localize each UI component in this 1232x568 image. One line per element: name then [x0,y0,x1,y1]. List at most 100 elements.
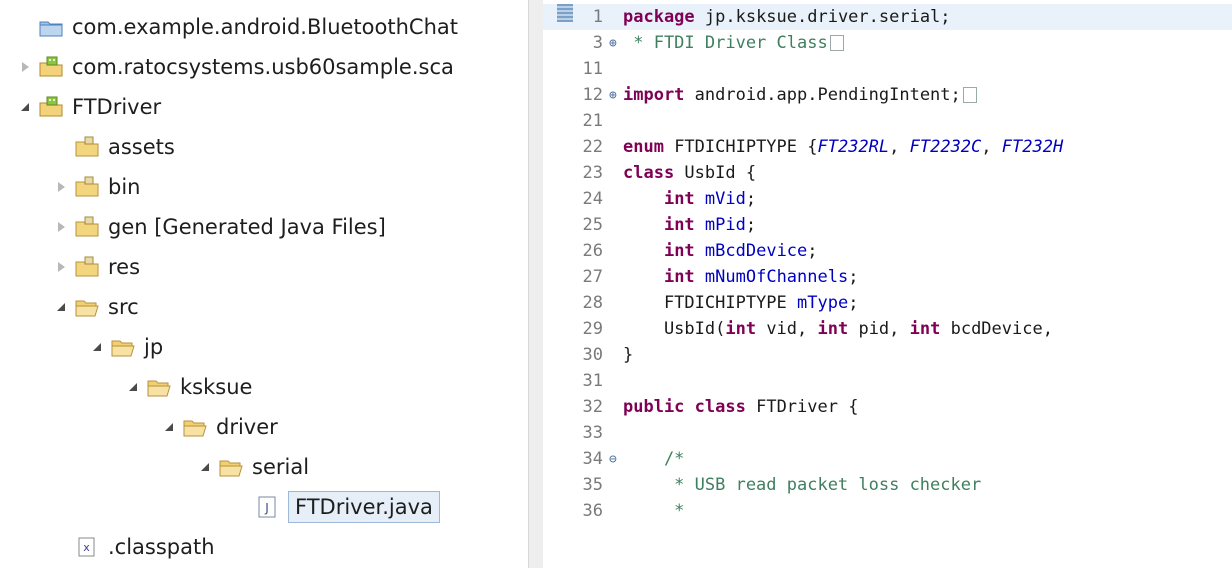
tree-item[interactable]: driver [162,412,278,442]
java-file-icon: J [254,496,280,518]
collapsed-region-icon[interactable] [962,87,977,103]
tree-item-label: .classpath [108,535,215,559]
code-text: package jp.ksksue.driver.serial; [623,7,951,27]
code-line[interactable]: 31 [543,368,1232,394]
code-token: int [725,319,757,339]
collapse-arrow-icon[interactable] [162,419,178,435]
code-token: vid, [756,319,818,339]
tree-item[interactable]: bin [54,172,140,202]
svg-text:x: x [83,541,90,554]
code-token: class [694,397,746,417]
code-line[interactable]: 24 int mVid; [543,186,1232,212]
code-text: } [623,345,633,365]
fold-expand-icon[interactable]: ⊕ [609,36,623,51]
code-token: bcdDevice, [940,319,1053,339]
package-folder-icon [74,176,100,198]
line-number: 12 [582,85,603,105]
tree-item-label: assets [108,135,175,159]
code-token: * FTDI Driver Class [623,33,828,53]
fold-expand-icon[interactable]: ⊕ [609,88,623,103]
code-text: FTDICHIPTYPE mType; [623,293,859,313]
line-number: 28 [582,293,603,313]
svg-text:J: J [264,501,269,515]
code-token: ; [807,241,818,261]
code-line[interactable]: 11 [543,56,1232,82]
code-line[interactable]: 36 * [543,498,1232,524]
line-number: 29 [582,319,603,339]
fold-collapse-icon[interactable]: ⊖ [609,452,623,467]
code-line[interactable]: 22 enum FTDICHIPTYPE {FT232RL, FT2232C, F… [543,134,1232,160]
open-folder-icon [74,296,100,318]
line-number: 33 [582,423,603,443]
expand-arrow-icon[interactable] [18,59,34,75]
line-number: 22 [582,137,603,157]
code-line[interactable]: 33 [543,420,1232,446]
code-line[interactable]: 21 [543,108,1232,134]
tree-item[interactable]: serial [198,452,309,482]
xml-file-icon: x [74,536,100,558]
collapse-arrow-icon[interactable] [198,459,214,475]
code-token: import [623,85,685,105]
code-line[interactable]: 29 UsbId(int vid, int pid, int bcdDevice… [543,316,1232,342]
code-token: /* [623,449,685,469]
code-line[interactable]: 1 package jp.ksksue.driver.serial; [543,4,1232,30]
collapse-arrow-icon[interactable] [90,339,106,355]
tree-item[interactable]: com.example.android.BluetoothChat [18,12,458,42]
collapse-arrow-icon[interactable] [54,299,70,315]
code-token: int [663,267,695,287]
code-token: , [981,137,1002,157]
package-folder-icon [74,216,100,238]
tree-item-label: driver [216,415,278,439]
code-line[interactable]: 23 class UsbId { [543,160,1232,186]
package-explorer: com.example.android.BluetoothChat com.rat… [0,0,528,568]
package-folder-icon [74,256,100,278]
tree-item[interactable]: res [54,252,140,282]
tree-item[interactable]: assets [54,132,175,162]
code-line[interactable]: 34 ⊖ /* [543,446,1232,472]
collapsed-region-icon[interactable] [829,35,844,51]
tree-item-label: src [108,295,139,319]
code-text: int mBcdDevice; [623,241,818,261]
line-number: 21 [582,111,603,131]
code-line[interactable]: 30} [543,342,1232,368]
tree-item[interactable]: jp [90,332,163,362]
code-token: enum [623,137,664,157]
pane-splitter[interactable] [528,0,543,568]
code-line[interactable]: 12 ⊕ import android.app.PendingIntent; [543,82,1232,108]
code-text: * USB read packet loss checker [623,475,981,495]
tree-item-label: FTDriver.java [288,491,440,523]
line-number: 25 [582,215,603,235]
code-line[interactable]: 25 int mPid; [543,212,1232,238]
code-token: ; [848,267,859,287]
expand-arrow-icon[interactable] [54,179,70,195]
collapse-arrow-icon[interactable] [18,99,34,115]
package-folder-icon [74,136,100,158]
tree-item-label: com.ratocsystems.usb60sample.sca [72,55,454,79]
expand-arrow-icon[interactable] [54,219,70,235]
tree-item[interactable]: J FTDriver.java [234,491,440,523]
code-line[interactable]: 28 FTDICHIPTYPE mType; [543,290,1232,316]
tree-item[interactable]: x .classpath [54,532,215,562]
java-editor[interactable]: 1 package jp.ksksue.driver.serial; 3 ⊕ * FT… [543,0,1232,568]
collapse-arrow-icon[interactable] [126,379,142,395]
tree-item[interactable]: ksksue [126,372,252,402]
code-token: mVid [704,189,746,209]
code-line[interactable]: 35 * USB read packet loss checker [543,472,1232,498]
code-line[interactable]: 27 int mNumOfChannels; [543,264,1232,290]
expand-arrow-icon[interactable] [54,259,70,275]
tree-item-label: res [108,255,141,279]
tree-item[interactable]: FTDriver [18,92,161,122]
line-number: 36 [582,501,603,521]
code-line[interactable]: 32 public class FTDriver { [543,394,1232,420]
tree-item[interactable]: gen [Generated Java Files] [54,212,386,242]
code-line[interactable]: 3 ⊕ * FTDI Driver Class [543,30,1232,56]
tree-item[interactable]: com.ratocsystems.usb60sample.sca [18,52,454,82]
tree-item[interactable]: src [54,292,139,322]
code-token: } [623,345,634,365]
code-text: import android.app.PendingIntent; [623,85,977,105]
code-line[interactable]: 26 int mBcdDevice; [543,238,1232,264]
code-token: int [909,319,941,339]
——
> _WHAT IS REQUIRED_: Return each line of the items above verbatim, omitting the pictures.

> _OUTPUT OF THE TASK_:
localize each UI component in this 1232x568 image. One line per element: name then [x0,y0,x1,y1]. List at most 100 elements.
tree-item[interactable]: driver [162,412,278,442]
java-file-icon: J [254,496,280,518]
collapsed-region-icon[interactable] [962,87,977,103]
tree-item-label: .classpath [108,535,215,559]
code-text: package jp.ksksue.driver.serial; [623,7,951,27]
code-line[interactable]: 31 [543,368,1232,394]
code-token: int [725,319,757,339]
collapse-arrow-icon[interactable] [162,419,178,435]
code-token: vid, [756,319,818,339]
tree-item[interactable]: bin [54,172,140,202]
svg-text:x: x [83,541,90,554]
code-token: class [694,397,746,417]
code-line[interactable]: 24 int mVid; [543,186,1232,212]
code-text: } [623,345,633,365]
fold-expand-icon[interactable]: ⊕ [609,36,623,51]
code-token: bcdDevice, [940,319,1053,339]
package-folder-icon [74,176,100,198]
line-number: 12 [582,85,603,105]
tree-item-label: assets [108,135,175,159]
code-token: * FTDI Driver Class [623,33,828,53]
fold-expand-icon[interactable]: ⊕ [609,88,623,103]
code-text: FTDICHIPTYPE mType; [623,293,859,313]
line-number: 28 [582,293,603,313]
svg-text:J: J [264,501,269,515]
code-token: ; [807,241,818,261]
code-line[interactable]: 11 [543,56,1232,82]
code-line[interactable]: 36 * [543,498,1232,524]
line-number: 29 [582,319,603,339]
fold-collapse-icon[interactable]: ⊖ [609,452,623,467]
code-line[interactable]: 22 enum FTDICHIPTYPE {FT232RL, FT2232C, F… [543,134,1232,160]
open-folder-icon [74,296,100,318]
line-number: 33 [582,423,603,443]
expand-arrow-icon[interactable] [18,59,34,75]
line-number: 22 [582,137,603,157]
code-line[interactable]: 33 [543,420,1232,446]
code-line[interactable]: 21 [543,108,1232,134]
tree-item[interactable]: serial [198,452,309,482]
xml-file-icon: x [74,536,100,558]
collapse-arrow-icon[interactable] [198,459,214,475]
code-token: import [623,85,685,105]
code-line[interactable]: 29 UsbId(int vid, int pid, int bcdDevice… [543,316,1232,342]
code-token: /* [623,449,685,469]
code-line[interactable]: 1 package jp.ksksue.driver.serial; [543,4,1232,30]
collapse-arrow-icon[interactable] [90,339,106,355]
tree-item[interactable]: com.example.android.BluetoothChat [18,12,458,42]
collapse-arrow-icon[interactable] [54,299,70,315]
code-token: int [663,267,695,287]
code-token: , [981,137,1002,157]
package-folder-icon [74,216,100,238]
tree-item-label: driver [216,415,278,439]
code-line[interactable]: 23 class UsbId { [543,160,1232,186]
package-explorer: com.example.android.BluetoothChat com.rat… [0,0,528,568]
package-folder-icon [74,256,100,278]
tree-item[interactable]: res [54,252,140,282]
tree-item[interactable]: assets [54,132,175,162]
code-line[interactable]: 34 ⊖ /* [543,446,1232,472]
collapsed-region-icon[interactable] [829,35,844,51]
tree-item-label: src [108,295,139,319]
code-text: int mBcdDevice; [623,241,818,261]
line-number: 21 [582,111,603,131]
code-line[interactable]: 30} [543,342,1232,368]
tree-item[interactable]: jp [90,332,163,362]
code-token: enum [623,137,664,157]
pane-splitter[interactable] [528,0,543,568]
code-line[interactable]: 12 ⊕ import android.app.PendingIntent; [543,82,1232,108]
code-text: * USB read packet loss checker [623,475,981,495]
tree-item-label: FTDriver.java [288,491,440,523]
line-number: 25 [582,215,603,235]
code-line[interactable]: 25 int mPid; [543,212,1232,238]
code-token: ; [848,267,859,287]
expand-arrow-icon[interactable] [54,179,70,195]
collapse-arrow-icon[interactable] [18,99,34,115]
package-folder-icon [74,136,100,158]
tree-item-label: com.ratocsystems.usb60sample.sca [72,55,454,79]
expand-arrow-icon[interactable] [54,219,70,235]
tree-item[interactable]: J FTDriver.java [234,491,440,523]
code-line[interactable]: 28 FTDICHIPTYPE mType; [543,290,1232,316]
tree-item[interactable]: x .classpath [54,532,215,562]
java-editor[interactable]: 1 package jp.ksksue.driver.serial; 3 ⊕ * FT… [543,0,1232,568]
collapse-arrow-icon[interactable] [126,379,142,395]
tree-item[interactable]: ksksue [126,372,252,402]
code-token: mVid [704,189,746,209]
code-line[interactable]: 35 * USB read packet loss checker [543,472,1232,498]
code-line[interactable]: 27 int mNumOfChannels; [543,264,1232,290]
expand-arrow-icon[interactable] [54,259,70,275]
tree-item-label: res [108,255,141,279]
tree-item[interactable]: FTDriver [18,92,161,122]
line-number: 36 [582,501,603,521]
code-line[interactable]: 32 public class FTDriver { [543,394,1232,420]
tree-item[interactable]: gen [Generated Java Files] [54,212,386,242]
code-line[interactable]: 3 ⊕ * FTDI Driver Class [543,30,1232,56]
tree-item[interactable]: com.ratocsystems.usb60sample.sca [18,52,454,82]
tree-item[interactable]: src [54,292,139,322]
code-token: } [623,345,634,365]
code-text: import android.app.PendingIntent; [623,85,977,105]
code-line[interactable]: 26 int mBcdDevice; [543,238,1232,264]
code-token: int [909,319,941,339]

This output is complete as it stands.